### Provided data
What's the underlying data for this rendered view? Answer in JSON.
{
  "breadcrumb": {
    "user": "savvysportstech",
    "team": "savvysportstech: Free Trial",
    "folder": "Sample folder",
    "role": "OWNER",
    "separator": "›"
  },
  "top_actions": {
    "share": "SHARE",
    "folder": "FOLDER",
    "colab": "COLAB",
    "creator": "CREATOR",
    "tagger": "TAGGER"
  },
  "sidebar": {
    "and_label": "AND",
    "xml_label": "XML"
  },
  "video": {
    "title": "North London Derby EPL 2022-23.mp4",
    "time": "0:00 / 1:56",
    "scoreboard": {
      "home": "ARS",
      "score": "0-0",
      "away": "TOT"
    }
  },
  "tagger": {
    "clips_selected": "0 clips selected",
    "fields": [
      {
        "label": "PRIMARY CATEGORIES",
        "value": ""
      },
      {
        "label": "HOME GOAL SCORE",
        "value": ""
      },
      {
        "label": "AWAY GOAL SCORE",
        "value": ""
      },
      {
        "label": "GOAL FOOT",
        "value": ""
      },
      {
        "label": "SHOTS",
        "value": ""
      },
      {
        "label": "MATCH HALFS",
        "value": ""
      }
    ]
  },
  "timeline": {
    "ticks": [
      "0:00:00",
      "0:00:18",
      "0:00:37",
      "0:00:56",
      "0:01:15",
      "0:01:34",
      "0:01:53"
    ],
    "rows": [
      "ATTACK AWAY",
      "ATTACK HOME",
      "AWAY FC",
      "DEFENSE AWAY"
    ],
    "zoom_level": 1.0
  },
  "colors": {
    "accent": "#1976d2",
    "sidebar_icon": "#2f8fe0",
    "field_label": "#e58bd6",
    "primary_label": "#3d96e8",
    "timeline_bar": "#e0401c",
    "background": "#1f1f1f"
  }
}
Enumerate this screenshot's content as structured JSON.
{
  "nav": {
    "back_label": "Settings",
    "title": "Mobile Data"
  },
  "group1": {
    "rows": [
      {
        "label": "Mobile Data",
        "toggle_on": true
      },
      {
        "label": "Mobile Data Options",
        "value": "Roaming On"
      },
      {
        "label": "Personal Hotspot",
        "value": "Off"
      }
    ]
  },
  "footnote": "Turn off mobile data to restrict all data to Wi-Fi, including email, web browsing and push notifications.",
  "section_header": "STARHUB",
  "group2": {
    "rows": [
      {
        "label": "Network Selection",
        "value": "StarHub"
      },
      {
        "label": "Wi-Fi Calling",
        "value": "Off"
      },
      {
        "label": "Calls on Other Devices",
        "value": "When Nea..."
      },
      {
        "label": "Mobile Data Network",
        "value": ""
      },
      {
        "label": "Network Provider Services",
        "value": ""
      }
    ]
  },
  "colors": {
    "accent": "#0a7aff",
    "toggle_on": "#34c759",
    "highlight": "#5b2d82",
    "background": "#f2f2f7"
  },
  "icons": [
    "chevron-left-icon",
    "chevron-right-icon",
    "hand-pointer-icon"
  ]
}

### Problem requirements
Count the lines above that contain the word "chevron", and reply with only that number.

### Solution to the exercise
2